SUPPLIED ENTRIES:
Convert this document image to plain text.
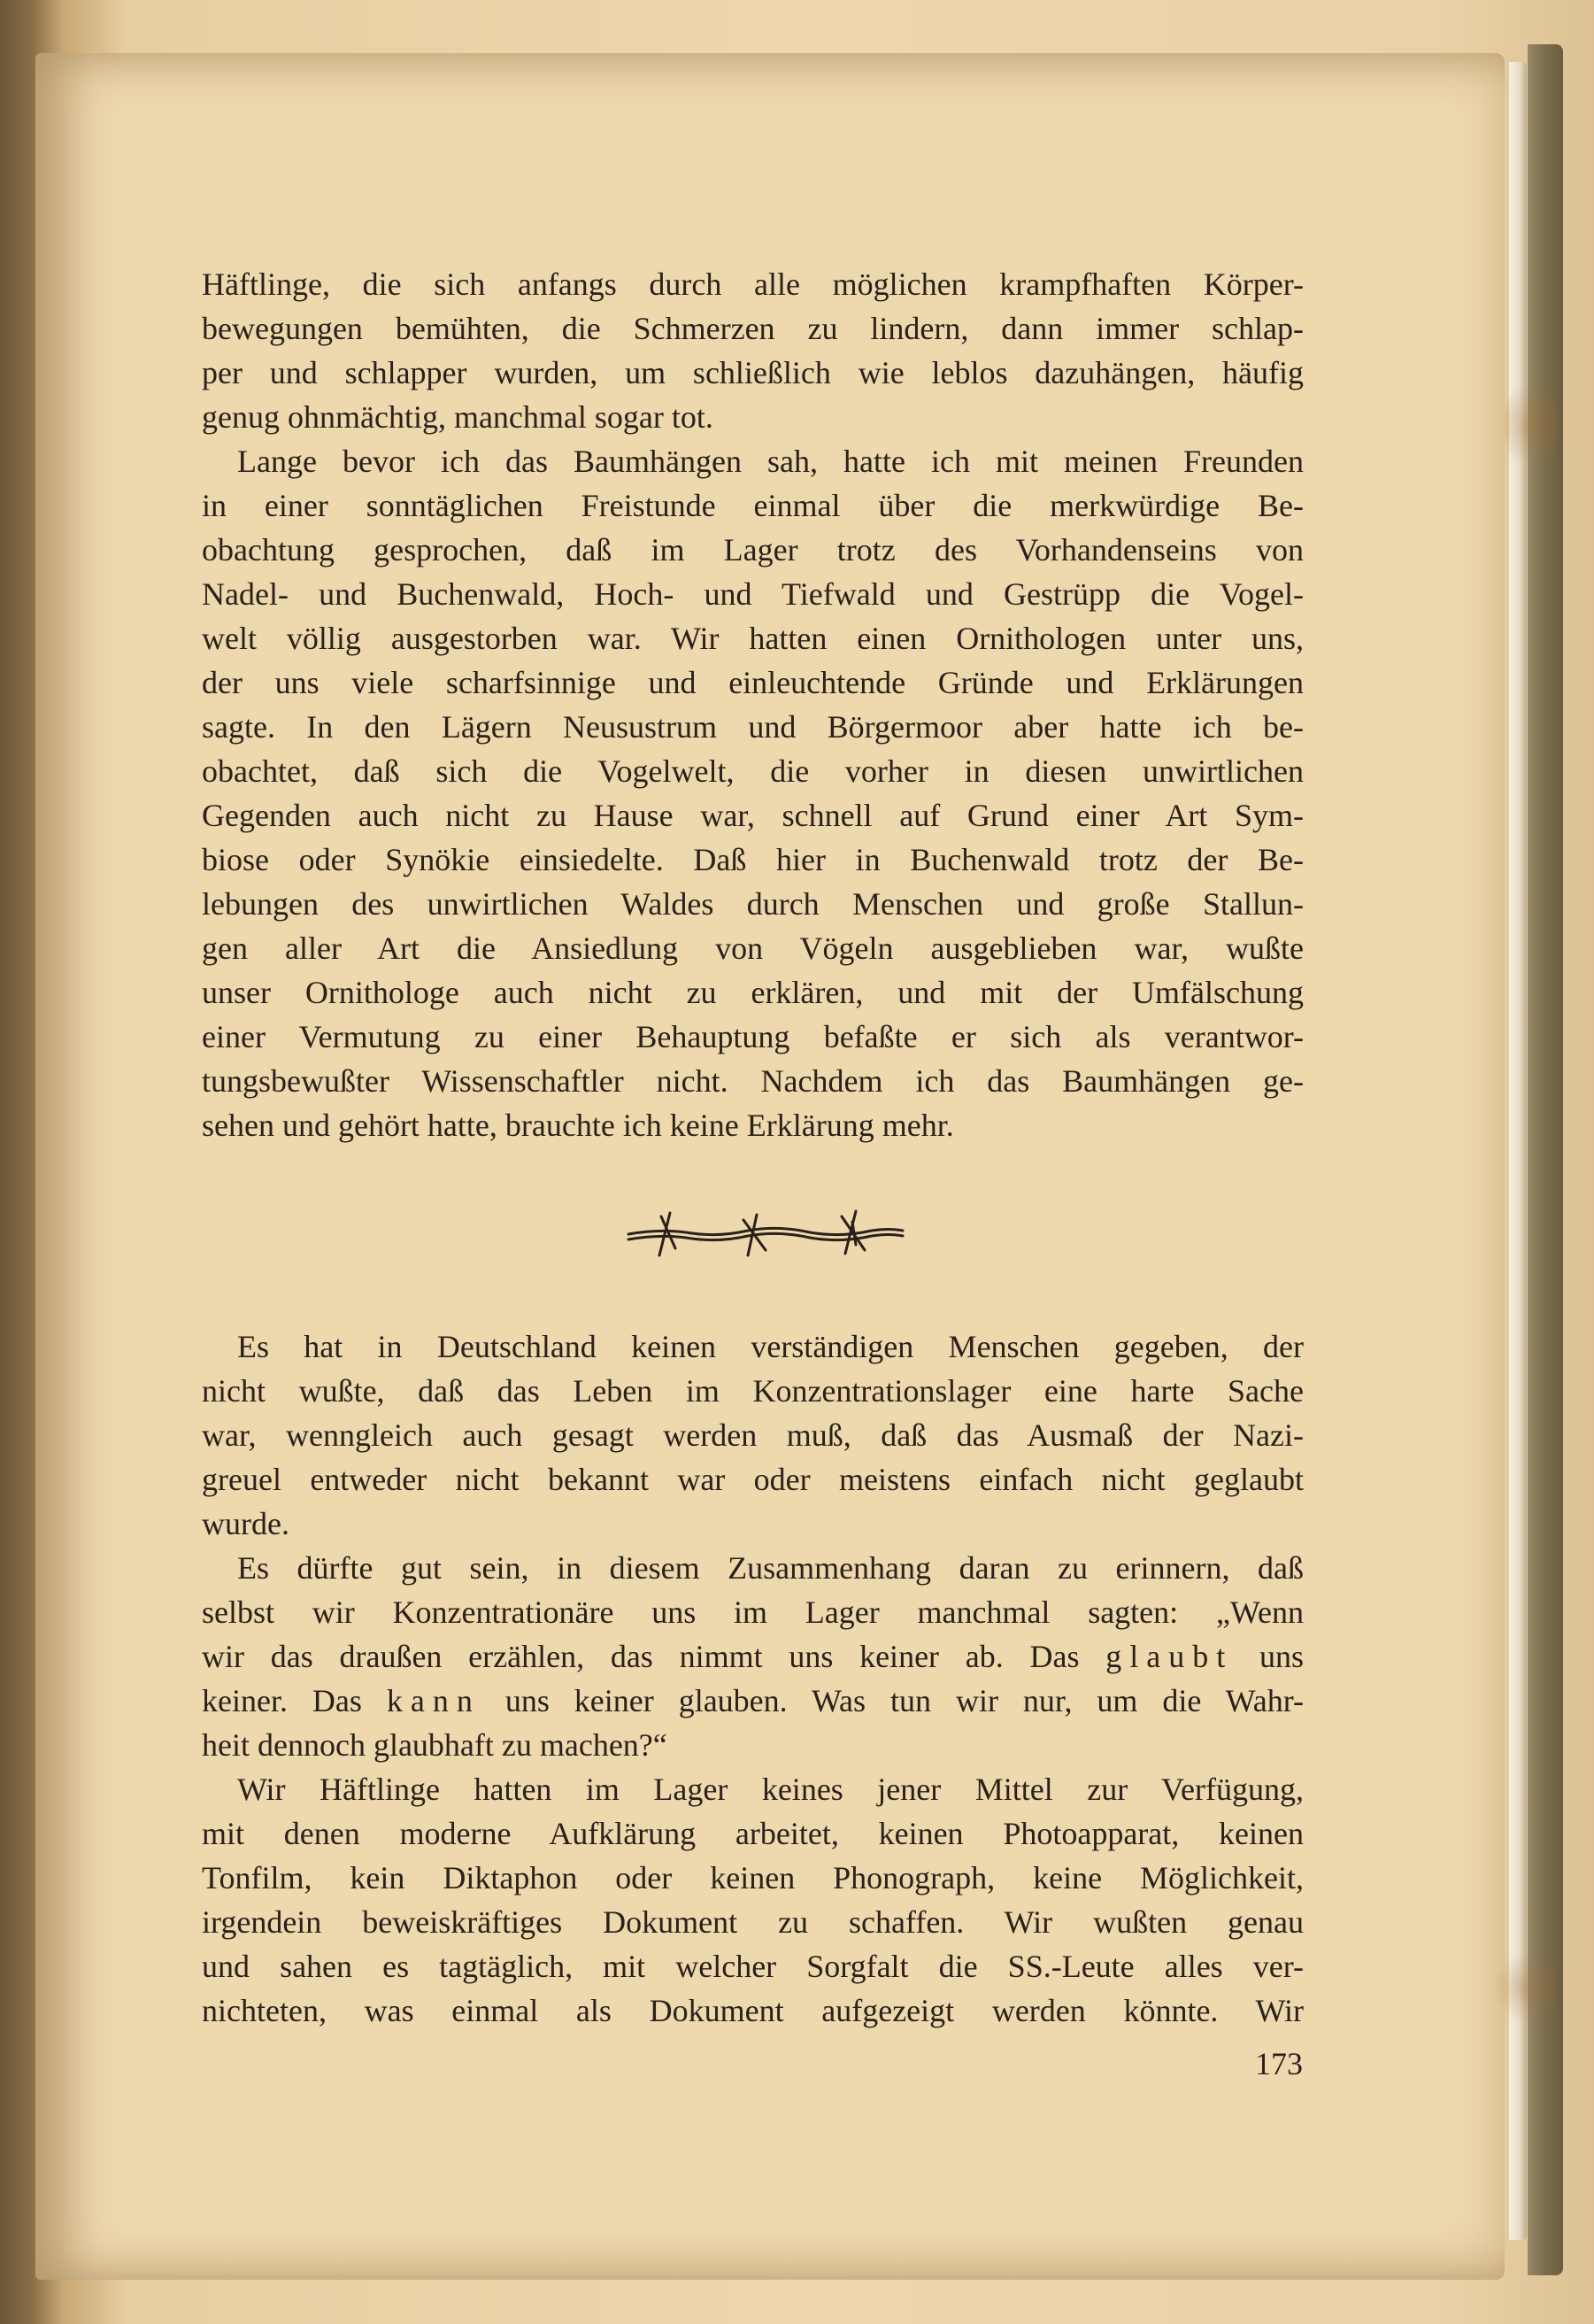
Häftlinge, die sich anfangs durch alle möglichen krampfhaften Körper-
bewegungen bemühten, die Schmerzen zu lindern, dann immer schlap-
per und schlapper wurden, um schließlich wie leblos dazuhängen, häufig
genug ohnmächtig, manchmal sogar tot.
Lange bevor ich das Baumhängen sah, hatte ich mit meinen Freunden
in einer sonntäglichen Freistunde einmal über die merkwürdige Be-
obachtung gesprochen, daß im Lager trotz des Vorhandenseins von
Nadel- und Buchenwald, Hoch- und Tiefwald und Gestrüpp die Vogel-
welt völlig ausgestorben war. Wir hatten einen Ornithologen unter uns,
der uns viele scharfsinnige und einleuchtende Gründe und Erklärungen
sagte. In den Lägern Neusustrum und Börgermoor aber hatte ich be-
obachtet, daß sich die Vogelwelt, die vorher in diesen unwirtlichen
Gegenden auch nicht zu Hause war, schnell auf Grund einer Art Sym-
biose oder Synökie einsiedelte. Daß hier in Buchenwald trotz der Be-
lebungen des unwirtlichen Waldes durch Menschen und große Stallun-
gen aller Art die Ansiedlung von Vögeln ausgeblieben war, wußte
unser Ornithologe auch nicht zu erklären, und mit der Umfälschung
einer Vermutung zu einer Behauptung befaßte er sich als verantwor-
tungsbewußter Wissenschaftler nicht. Nachdem ich das Baumhängen ge-
sehen und gehört hatte, brauchte ich keine Erklärung mehr.
Es hat in Deutschland keinen verständigen Menschen gegeben, der
nicht wußte, daß das Leben im Konzentrationslager eine harte Sache
war, wenngleich auch gesagt werden muß, daß das Ausmaß der Nazi-
greuel entweder nicht bekannt war oder meistens einfach nicht geglaubt
wurde.
Es dürfte gut sein, in diesem Zusammenhang daran zu erinnern, daß
selbst wir Konzentrationäre uns im Lager manchmal sagten: „Wenn
wir das draußen erzählen, das nimmt uns keiner ab. Das glaubt uns
keiner. Das kann uns keiner glauben. Was tun wir nur, um die Wahr-
heit dennoch glaubhaft zu machen?“
Wir Häftlinge hatten im Lager keines jener Mittel zur Verfügung,
mit denen moderne Aufklärung arbeitet, keinen Photoapparat, keinen
Tonfilm, kein Diktaphon oder keinen Phonograph, keine Möglichkeit,
irgendein beweiskräftiges Dokument zu schaffen. Wir wußten genau
und sahen es tagtäglich, mit welcher Sorgfalt die SS.-Leute alles ver-
nichteten, was einmal als Dokument aufgezeigt werden könnte. Wir
173
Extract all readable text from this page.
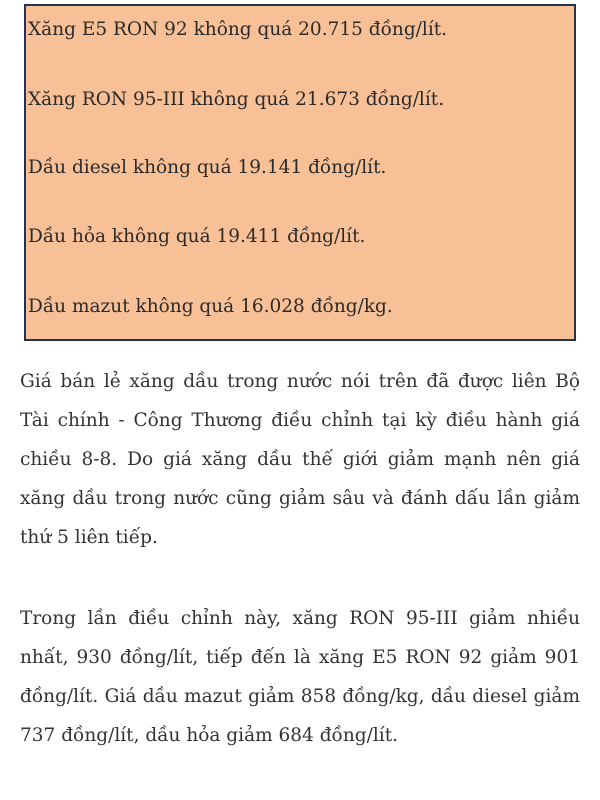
Xăng E5 RON 92 không quá 20.715 đồng/lít.

Xăng RON 95-III không quá 21.673 đồng/lít.

Dầu diesel không quá 19.141 đồng/lít.

Dầu hỏa không quá 19.411 đồng/lít.

Dầu mazut không quá 16.028 đồng/kg.

Giá bán lẻ xăng dầu trong nước nói trên đã được liên Bộ Tài chính - Công Thương điều chỉnh tại kỳ điều hành giá chiều 8-8. Do giá xăng dầu thế giới giảm mạnh nên giá xăng dầu trong nước cũng giảm sâu và đánh dấu lần giảm thứ 5 liên tiếp.

Trong lần điều chỉnh này, xăng RON 95-III giảm nhiều nhất, 930 đồng/lít, tiếp đến là xăng E5 RON 92 giảm 901 đồng/lít. Giá dầu mazut giảm 858 đồng/kg, dầu diesel giảm 737 đồng/lít, dầu hỏa giảm 684 đồng/lít.
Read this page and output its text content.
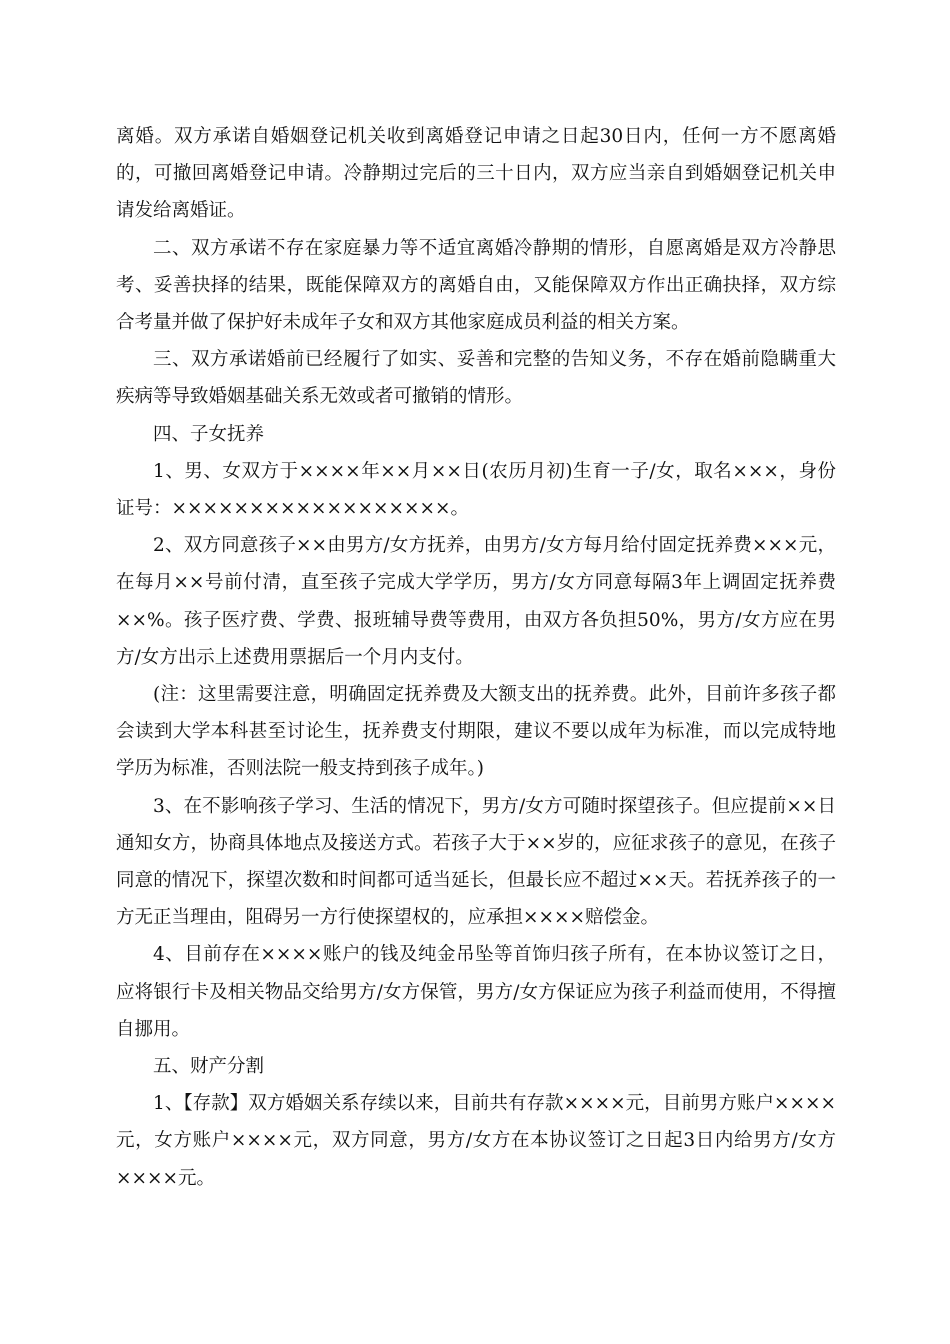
离婚。双方承诺自婚姻登记机关收到离婚登记申请之日起30日内，任何一方不愿离婚的，可撤回离婚登记申请。冷静期过完后的三十日内，双方应当亲自到婚姻登记机关申请发给离婚证。

二、双方承诺不存在家庭暴力等不适宜离婚冷静期的情形，自愿离婚是双方冷静思考、妥善抉择的结果，既能保障双方的离婚自由，又能保障双方作出正确抉择，双方综合考量并做了保护好未成年子女和双方其他家庭成员利益的相关方案。

三、双方承诺婚前已经履行了如实、妥善和完整的告知义务，不存在婚前隐瞒重大疾病等导致婚姻基础关系无效或者可撤销的情形。

四、子女抚养

1、男、女双方于××××年××月××日(农历月初)生育一子/女，取名×××，身份证号：××××××××××××××××××。

2、双方同意孩子××由男方/女方抚养，由男方/女方每月给付固定抚养费×××元，在每月××号前付清，直至孩子完成大学学历，男方/女方同意每隔3年上调固定抚养费××%。孩子医疗费、学费、报班辅导费等费用，由双方各负担50%，男方/女方应在男方/女方出示上述费用票据后一个月内支付。

(注：这里需要注意，明确固定抚养费及大额支出的抚养费。此外，目前许多孩子都会读到大学本科甚至讨论生，抚养费支付期限，建议不要以成年为标准，而以完成特地学历为标准，否则法院一般支持到孩子成年。)

3、在不影响孩子学习、生活的情况下，男方/女方可随时探望孩子。但应提前××日通知女方，协商具体地点及接送方式。若孩子大于××岁的，应征求孩子的意见，在孩子同意的情况下，探望次数和时间都可适当延长，但最长应不超过××天。若抚养孩子的一方无正当理由，阻碍另一方行使探望权的，应承担××××赔偿金。

4、目前存在××××账户的钱及纯金吊坠等首饰归孩子所有，在本协议签订之日，应将银行卡及相关物品交给男方/女方保管，男方/女方保证应为孩子利益而使用，不得擅自挪用。

五、财产分割

1、【存款】双方婚姻关系存续以来，目前共有存款××××元，目前男方账户××××元，女方账户××××元，双方同意，男方/女方在本协议签订之日起3日内给男方/女方××××元。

AIM: Lines from the records above that hold "hatten" are the ones to list.

EXERCISE OUTPUT:
welt völlig ausgestorben war. Wir hatten einen Ornithologen unter uns,
Wir Häftlinge hatten im Lager keines jener Mittel zur Verfügung,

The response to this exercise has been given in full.